Items listed in a dataset:
..............................

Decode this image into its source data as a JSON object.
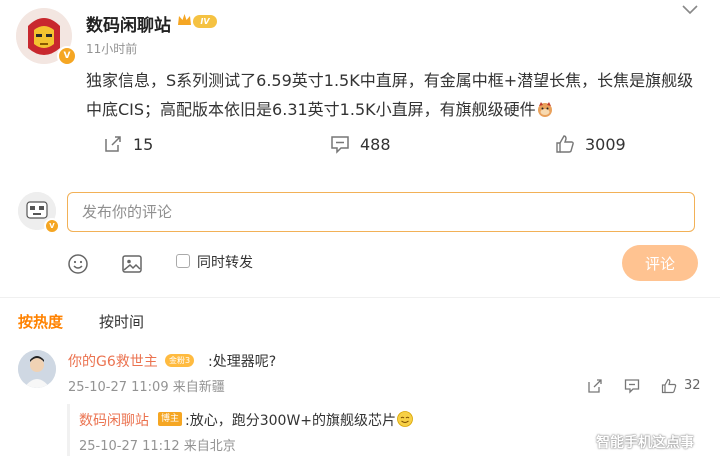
{
  "post": {
    "username": "数码闲聊站",
    "level": "IV",
    "verified_badge": "V",
    "time": "11小时前",
    "text": "独家信息，S系列测试了6.59英寸1.5K中直屏，有金属中框+潜望长焦，长焦是旗舰级中底CIS；高配版本依旧是6.31英寸1.5K小直屏，有旗舰级硬件",
    "text_emoji": "doge-emoji"
  },
  "stats": {
    "reposts": "15",
    "comments": "488",
    "likes": "3009"
  },
  "composer": {
    "placeholder": "发布你的评论",
    "repost_label": "同时转发",
    "submit_label": "评论"
  },
  "sort": {
    "hot": "按热度",
    "time": "按时间"
  },
  "comments": [
    {
      "user": "你的G6救世主",
      "fan_badge": "金粉3",
      "text": ":处理器呢?",
      "meta": "25-10-27 11:09 来自新疆",
      "likes": "32",
      "reply": {
        "user": "数码闲聊站",
        "badge": "博主",
        "text": ":放心，跑分300W+的旗舰级芯片",
        "meta": "25-10-27 11:12 来自北京"
      }
    }
  ],
  "watermark": "智能手机这点事",
  "colors": {
    "accent": "#ff8200",
    "username_link": "#eb7350",
    "input_border": "#f2b157",
    "submit_bg": "#ffc391"
  }
}
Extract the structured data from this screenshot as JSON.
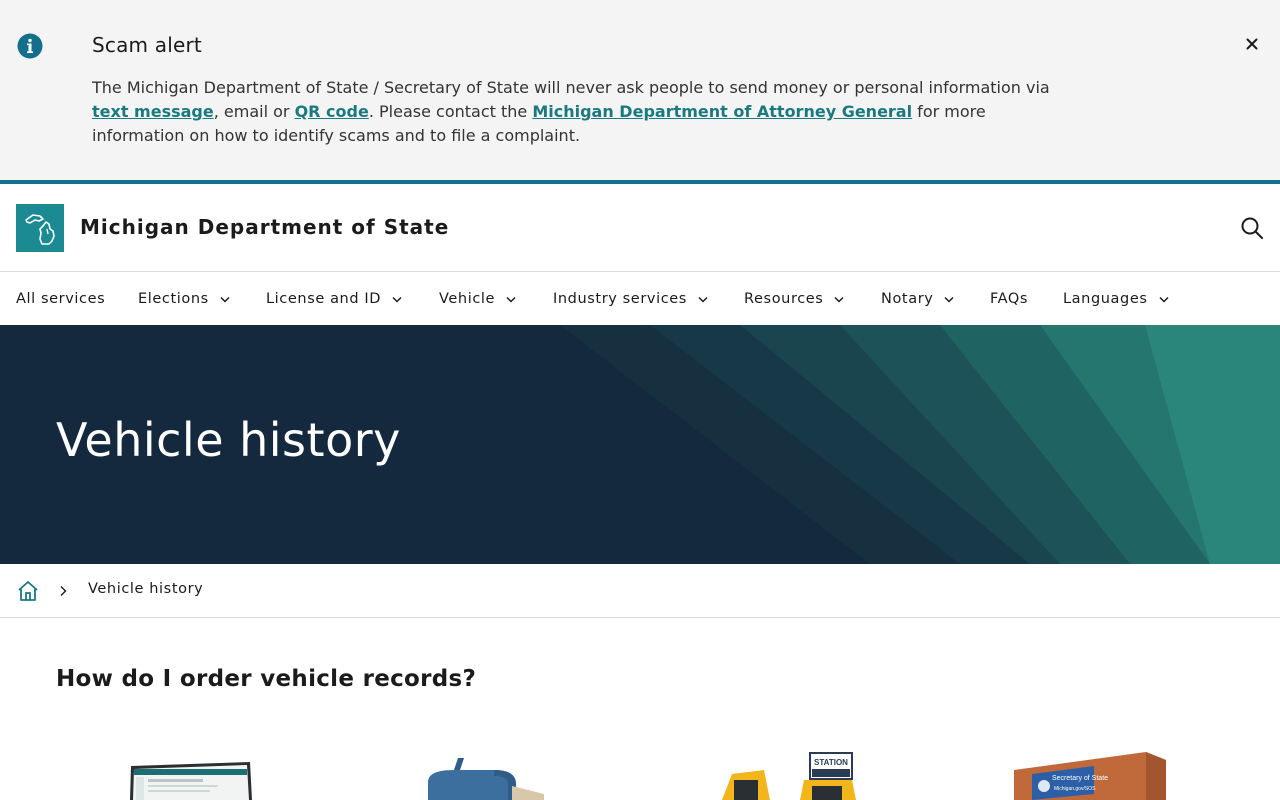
{
  "alert": {
    "title": "Scam alert",
    "text_1": "The Michigan Department of State / Secretary of State will never ask people to send money or personal information via ",
    "link_text_message": "text message",
    "text_2": ", email or ",
    "link_qr_code": "QR code",
    "text_3": ". Please contact the ",
    "link_attorney_general": "Michigan Department of Attorney General",
    "text_4": " for more information on how to identify scams and to file a complaint."
  },
  "header": {
    "site_title": "Michigan Department of State"
  },
  "nav": {
    "items": [
      {
        "label": "All services",
        "has_dropdown": false
      },
      {
        "label": "Elections",
        "has_dropdown": true
      },
      {
        "label": "License and ID",
        "has_dropdown": true
      },
      {
        "label": "Vehicle",
        "has_dropdown": true
      },
      {
        "label": "Industry services",
        "has_dropdown": true
      },
      {
        "label": "Resources",
        "has_dropdown": true
      },
      {
        "label": "Notary",
        "has_dropdown": true
      },
      {
        "label": "FAQs",
        "has_dropdown": false
      },
      {
        "label": "Languages",
        "has_dropdown": true
      }
    ]
  },
  "hero": {
    "title": "Vehicle history"
  },
  "breadcrumb": {
    "current": "Vehicle history"
  },
  "main": {
    "section_title": "How do I order vehicle records?",
    "cards": [
      {
        "icon": "computer-screen-image"
      },
      {
        "icon": "mailbox-image"
      },
      {
        "icon": "self-service-station-image",
        "sign_text": "STATION"
      },
      {
        "icon": "sos-office-building-image",
        "sign_text": "Secretary of State",
        "sign_subtext": "Michigan.gov/SOS"
      }
    ]
  },
  "colors": {
    "alert_bg": "#f4f4f4",
    "accent_teal": "#1a7a80",
    "top_line": "#136f8c",
    "hero_bg": "#14293d",
    "logo_bg": "#1c8a92"
  }
}
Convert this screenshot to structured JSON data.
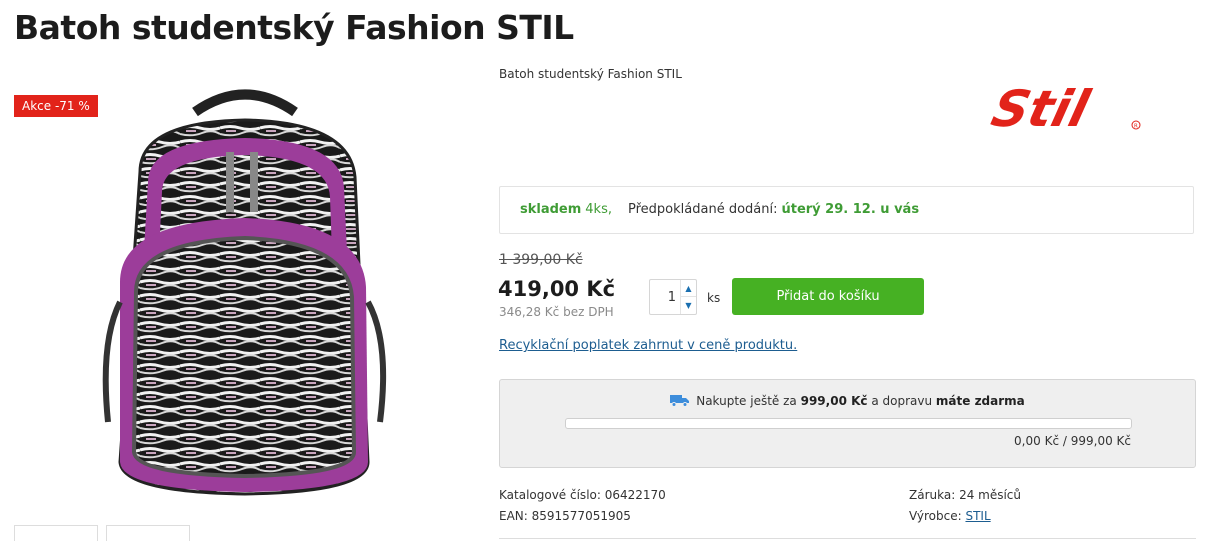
{
  "product": {
    "title": "Batoh studentský Fashion STIL",
    "short_description": "Batoh studentský Fashion STIL",
    "badge": "Akce -71 %",
    "brand_logo_text": "Stil"
  },
  "availability": {
    "stock_label": "skladem",
    "stock_qty": "4ks,",
    "delivery_label": "Předpokládané dodání:",
    "delivery_date": "úterý 29. 12. u vás"
  },
  "pricing": {
    "old_price": "1 399,00 Kč",
    "price": "419,00 Kč",
    "price_without_vat": "346,28 Kč bez DPH"
  },
  "cart": {
    "quantity": "1",
    "unit": "ks",
    "add_button_label": "Přidat do košíku"
  },
  "recycling_note": "Recyklační poplatek zahrnut v ceně produktu.",
  "free_shipping": {
    "text_before": "Nakupte ještě za",
    "remaining": "999,00 Kč",
    "text_middle": "a dopravu",
    "text_bold": "máte zdarma",
    "progress_text": "0,00 Kč / 999,00 Kč",
    "progress_fraction": 0
  },
  "parameters": {
    "catalog_number": "Katalogové číslo: 06422170",
    "ean": "EAN: 8591577051905",
    "warranty": "Záruka: 24 měsíců",
    "manufacturer_label": "Výrobce:",
    "manufacturer_link": "STIL"
  },
  "colors": {
    "accent_green": "#46b123",
    "sale_red": "#e2231a",
    "link_blue": "#1d5d90"
  }
}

..............................

* **SHORT EXERCISE**:
Retype the records exactly. Any image in them should not appear in what you write.

* **ANSWER TO THE TASK**:
Decode this image into its source data as a JSON object.
{
  "post": {
    "username": "数码闲聊站",
    "level": "IV",
    "verified_badge": "V",
    "time": "11小时前",
    "text": "独家信息，S系列测试了6.59英寸1.5K中直屏，有金属中框+潜望长焦，长焦是旗舰级中底CIS；高配版本依旧是6.31英寸1.5K小直屏，有旗舰级硬件",
    "text_emoji": "doge-emoji"
  },
  "stats": {
    "reposts": "15",
    "comments": "488",
    "likes": "3009"
  },
  "composer": {
    "placeholder": "发布你的评论",
    "repost_label": "同时转发",
    "submit_label": "评论"
  },
  "sort": {
    "hot": "按热度",
    "time": "按时间"
  },
  "comments": [
    {
      "user": "你的G6救世主",
      "fan_badge": "金粉3",
      "text": ":处理器呢?",
      "meta": "25-10-27 11:09 来自新疆",
      "likes": "32",
      "reply": {
        "user": "数码闲聊站",
        "badge": "博主",
        "text": ":放心，跑分300W+的旗舰级芯片",
        "meta": "25-10-27 11:12 来自北京"
      }
    }
  ],
  "watermark": "智能手机这点事",
  "colors": {
    "accent": "#ff8200",
    "username_link": "#eb7350",
    "input_border": "#f2b157",
    "submit_bg": "#ffc391"
  }
}
Extract the structured data from this screenshot as JSON.
{
  "alert": {
    "title": "Scam alert",
    "text_1": "The Michigan Department of State / Secretary of State will never ask people to send money or personal information via ",
    "link_text_message": "text message",
    "text_2": ", email or ",
    "link_qr_code": "QR code",
    "text_3": ". Please contact the ",
    "link_attorney_general": "Michigan Department of Attorney General",
    "text_4": " for more information on how to identify scams and to file a complaint."
  },
  "header": {
    "site_title": "Michigan Department of State"
  },
  "nav": {
    "items": [
      {
        "label": "All services",
        "has_dropdown": false
      },
      {
        "label": "Elections",
        "has_dropdown": true
      },
      {
        "label": "License and ID",
        "has_dropdown": true
      },
      {
        "label": "Vehicle",
        "has_dropdown": true
      },
      {
        "label": "Industry services",
        "has_dropdown": true
      },
      {
        "label": "Resources",
        "has_dropdown": true
      },
      {
        "label": "Notary",
        "has_dropdown": true
      },
      {
        "label": "FAQs",
        "has_dropdown": false
      },
      {
        "label": "Languages",
        "has_dropdown": true
      }
    ]
  },
  "hero": {
    "title": "Vehicle history"
  },
  "breadcrumb": {
    "current": "Vehicle history"
  },
  "main": {
    "section_title": "How do I order vehicle records?",
    "cards": [
      {
        "icon": "computer-screen-image"
      },
      {
        "icon": "mailbox-image"
      },
      {
        "icon": "self-service-station-image",
        "sign_text": "STATION"
      },
      {
        "icon": "sos-office-building-image",
        "sign_text": "Secretary of State",
        "sign_subtext": "Michigan.gov/SOS"
      }
    ]
  },
  "colors": {
    "alert_bg": "#f4f4f4",
    "accent_teal": "#1a7a80",
    "top_line": "#136f8c",
    "hero_bg": "#14293d",
    "logo_bg": "#1c8a92"
  }
}
Convert this screenshot to structured JSON data.
{
  "product": {
    "title": "Batoh studentský Fashion STIL",
    "short_description": "Batoh studentský Fashion STIL",
    "badge": "Akce -71 %",
    "brand_logo_text": "Stil"
  },
  "availability": {
    "stock_label": "skladem",
    "stock_qty": "4ks,",
    "delivery_label": "Předpokládané dodání:",
    "delivery_date": "úterý 29. 12. u vás"
  },
  "pricing": {
    "old_price": "1 399,00 Kč",
    "price": "419,00 Kč",
    "price_without_vat": "346,28 Kč bez DPH"
  },
  "cart": {
    "quantity": "1",
    "unit": "ks",
    "add_button_label": "Přidat do košíku"
  },
  "recycling_note": "Recyklační poplatek zahrnut v ceně produktu.",
  "free_shipping": {
    "text_before": "Nakupte ještě za",
    "remaining": "999,00 Kč",
    "text_middle": "a dopravu",
    "text_bold": "máte zdarma",
    "progress_text": "0,00 Kč / 999,00 Kč",
    "progress_fraction": 0
  },
  "parameters": {
    "catalog_number": "Katalogové číslo: 06422170",
    "ean": "EAN: 8591577051905",
    "warranty": "Záruka: 24 měsíců",
    "manufacturer_label": "Výrobce:",
    "manufacturer_link": "STIL"
  },
  "colors": {
    "accent_green": "#46b123",
    "sale_red": "#e2231a",
    "link_blue": "#1d5d90"
  }
}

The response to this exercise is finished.